### Exercise aim
Exactly as they appear, output all of the entries.
## BEGIN
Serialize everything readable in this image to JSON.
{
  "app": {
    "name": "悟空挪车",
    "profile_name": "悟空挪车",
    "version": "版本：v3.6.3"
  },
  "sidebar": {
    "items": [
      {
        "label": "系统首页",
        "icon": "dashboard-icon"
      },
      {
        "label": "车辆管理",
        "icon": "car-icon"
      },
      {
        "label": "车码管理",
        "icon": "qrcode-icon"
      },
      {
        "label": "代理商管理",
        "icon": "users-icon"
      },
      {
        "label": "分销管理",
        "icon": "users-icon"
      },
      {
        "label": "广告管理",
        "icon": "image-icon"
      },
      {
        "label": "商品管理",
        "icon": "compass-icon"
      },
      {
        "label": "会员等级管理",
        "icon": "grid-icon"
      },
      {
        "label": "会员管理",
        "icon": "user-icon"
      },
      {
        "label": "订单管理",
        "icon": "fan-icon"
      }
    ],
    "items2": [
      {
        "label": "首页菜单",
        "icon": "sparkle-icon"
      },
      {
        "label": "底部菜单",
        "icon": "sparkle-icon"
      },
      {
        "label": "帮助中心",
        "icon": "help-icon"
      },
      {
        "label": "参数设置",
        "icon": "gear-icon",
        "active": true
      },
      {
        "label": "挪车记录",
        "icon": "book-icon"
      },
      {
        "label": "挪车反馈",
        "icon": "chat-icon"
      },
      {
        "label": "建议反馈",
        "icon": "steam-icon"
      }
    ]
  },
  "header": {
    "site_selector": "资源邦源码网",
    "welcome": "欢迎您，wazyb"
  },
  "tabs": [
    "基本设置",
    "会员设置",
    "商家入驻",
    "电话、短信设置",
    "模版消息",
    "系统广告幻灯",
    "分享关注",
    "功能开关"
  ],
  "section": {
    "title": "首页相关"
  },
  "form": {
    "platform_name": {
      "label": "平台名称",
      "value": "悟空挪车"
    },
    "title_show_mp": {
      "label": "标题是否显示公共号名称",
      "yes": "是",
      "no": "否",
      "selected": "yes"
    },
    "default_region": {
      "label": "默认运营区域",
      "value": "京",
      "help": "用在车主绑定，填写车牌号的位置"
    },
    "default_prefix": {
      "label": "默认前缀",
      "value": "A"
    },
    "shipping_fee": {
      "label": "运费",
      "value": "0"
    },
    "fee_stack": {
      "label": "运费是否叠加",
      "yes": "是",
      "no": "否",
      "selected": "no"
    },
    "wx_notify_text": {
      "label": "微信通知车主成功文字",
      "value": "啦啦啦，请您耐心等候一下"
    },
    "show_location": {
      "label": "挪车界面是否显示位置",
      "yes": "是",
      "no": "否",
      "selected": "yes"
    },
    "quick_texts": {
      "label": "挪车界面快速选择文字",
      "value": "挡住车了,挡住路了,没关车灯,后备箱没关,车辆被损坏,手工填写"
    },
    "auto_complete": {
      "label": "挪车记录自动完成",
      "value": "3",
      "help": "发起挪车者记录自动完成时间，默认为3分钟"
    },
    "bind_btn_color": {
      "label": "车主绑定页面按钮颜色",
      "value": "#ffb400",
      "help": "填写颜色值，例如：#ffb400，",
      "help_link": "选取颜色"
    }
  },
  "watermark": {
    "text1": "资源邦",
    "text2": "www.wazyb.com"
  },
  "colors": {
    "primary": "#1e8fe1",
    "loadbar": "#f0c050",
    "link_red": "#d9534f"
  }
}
## END
### Worked answer
Serialize everything readable in this image to JSON.
{
  "app": {
    "name": "悟空挪车",
    "profile_name": "悟空挪车",
    "version": "版本：v3.6.3"
  },
  "sidebar": {
    "items": [
      {
        "label": "系统首页",
        "icon": "dashboard-icon"
      },
      {
        "label": "车辆管理",
        "icon": "car-icon"
      },
      {
        "label": "车码管理",
        "icon": "qrcode-icon"
      },
      {
        "label": "代理商管理",
        "icon": "users-icon"
      },
      {
        "label": "分销管理",
        "icon": "users-icon"
      },
      {
        "label": "广告管理",
        "icon": "image-icon"
      },
      {
        "label": "商品管理",
        "icon": "compass-icon"
      },
      {
        "label": "会员等级管理",
        "icon": "grid-icon"
      },
      {
        "label": "会员管理",
        "icon": "user-icon"
      },
      {
        "label": "订单管理",
        "icon": "fan-icon"
      }
    ],
    "items2": [
      {
        "label": "首页菜单",
        "icon": "sparkle-icon"
      },
      {
        "label": "底部菜单",
        "icon": "sparkle-icon"
      },
      {
        "label": "帮助中心",
        "icon": "help-icon"
      },
      {
        "label": "参数设置",
        "icon": "gear-icon",
        "active": true
      },
      {
        "label": "挪车记录",
        "icon": "book-icon"
      },
      {
        "label": "挪车反馈",
        "icon": "chat-icon"
      },
      {
        "label": "建议反馈",
        "icon": "steam-icon"
      }
    ]
  },
  "header": {
    "site_selector": "资源邦源码网",
    "welcome": "欢迎您，wazyb"
  },
  "tabs": [
    "基本设置",
    "会员设置",
    "商家入驻",
    "电话、短信设置",
    "模版消息",
    "系统广告幻灯",
    "分享关注",
    "功能开关"
  ],
  "section": {
    "title": "首页相关"
  },
  "form": {
    "platform_name": {
      "label": "平台名称",
      "value": "悟空挪车"
    },
    "title_show_mp": {
      "label": "标题是否显示公共号名称",
      "yes": "是",
      "no": "否",
      "selected": "yes"
    },
    "default_region": {
      "label": "默认运营区域",
      "value": "京",
      "help": "用在车主绑定，填写车牌号的位置"
    },
    "default_prefix": {
      "label": "默认前缀",
      "value": "A"
    },
    "shipping_fee": {
      "label": "运费",
      "value": "0"
    },
    "fee_stack": {
      "label": "运费是否叠加",
      "yes": "是",
      "no": "否",
      "selected": "no"
    },
    "wx_notify_text": {
      "label": "微信通知车主成功文字",
      "value": "啦啦啦，请您耐心等候一下"
    },
    "show_location": {
      "label": "挪车界面是否显示位置",
      "yes": "是",
      "no": "否",
      "selected": "yes"
    },
    "quick_texts": {
      "label": "挪车界面快速选择文字",
      "value": "挡住车了,挡住路了,没关车灯,后备箱没关,车辆被损坏,手工填写"
    },
    "auto_complete": {
      "label": "挪车记录自动完成",
      "value": "3",
      "help": "发起挪车者记录自动完成时间，默认为3分钟"
    },
    "bind_btn_color": {
      "label": "车主绑定页面按钮颜色",
      "value": "#ffb400",
      "help": "填写颜色值，例如：#ffb400，",
      "help_link": "选取颜色"
    }
  },
  "watermark": {
    "text1": "资源邦",
    "text2": "www.wazyb.com"
  },
  "colors": {
    "primary": "#1e8fe1",
    "loadbar": "#f0c050",
    "link_red": "#d9534f"
  }
}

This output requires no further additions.